REQUIRED TASK: Locate every line that holds the string "elder" and copy it.

## begin

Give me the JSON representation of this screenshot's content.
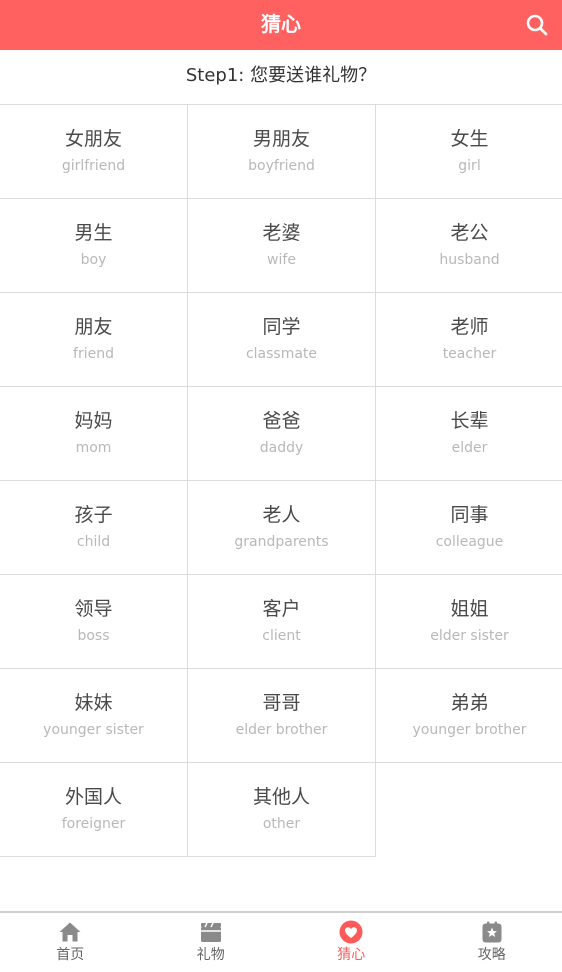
{
  "header": {
    "title": "猜心",
    "search_icon": "search-icon"
  },
  "step": {
    "text": "Step1: 您要送谁礼物？"
  },
  "recipients": [
    {
      "zh": "女朋友",
      "en": "girlfriend"
    },
    {
      "zh": "男朋友",
      "en": "boyfriend"
    },
    {
      "zh": "女生",
      "en": "girl"
    },
    {
      "zh": "男生",
      "en": "boy"
    },
    {
      "zh": "老婆",
      "en": "wife"
    },
    {
      "zh": "老公",
      "en": "husband"
    },
    {
      "zh": "朋友",
      "en": "friend"
    },
    {
      "zh": "同学",
      "en": "classmate"
    },
    {
      "zh": "老师",
      "en": "teacher"
    },
    {
      "zh": "妈妈",
      "en": "mom"
    },
    {
      "zh": "爸爸",
      "en": "daddy"
    },
    {
      "zh": "长辈",
      "en": "elder"
    },
    {
      "zh": "孩子",
      "en": "child"
    },
    {
      "zh": "老人",
      "en": "grandparents"
    },
    {
      "zh": "同事",
      "en": "colleague"
    },
    {
      "zh": "领导",
      "en": "boss"
    },
    {
      "zh": "客户",
      "en": "client"
    },
    {
      "zh": "姐姐",
      "en": "elder sister"
    },
    {
      "zh": "妹妹",
      "en": "younger sister"
    },
    {
      "zh": "哥哥",
      "en": "elder brother"
    },
    {
      "zh": "弟弟",
      "en": "younger brother"
    },
    {
      "zh": "外国人",
      "en": "foreigner"
    },
    {
      "zh": "其他人",
      "en": "other"
    }
  ],
  "tabs": [
    {
      "label": "首页",
      "icon": "home-icon",
      "active": false
    },
    {
      "label": "礼物",
      "icon": "gift-icon",
      "active": false
    },
    {
      "label": "猜心",
      "icon": "heart-icon",
      "active": true
    },
    {
      "label": "攻略",
      "icon": "guide-star-icon",
      "active": false
    }
  ],
  "colors": {
    "accent": "#ff6161",
    "active_tab": "#ff5a5a",
    "inactive_icon": "#8a8a8a",
    "text_primary": "#4a4a4a",
    "text_secondary": "#b8b8b8",
    "divider": "#dcdcdc"
  }
}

## end

ANSWER FOR THIS EXERCISE:
      "en": "elder"
      "en": "elder sister"
      "en": "elder brother"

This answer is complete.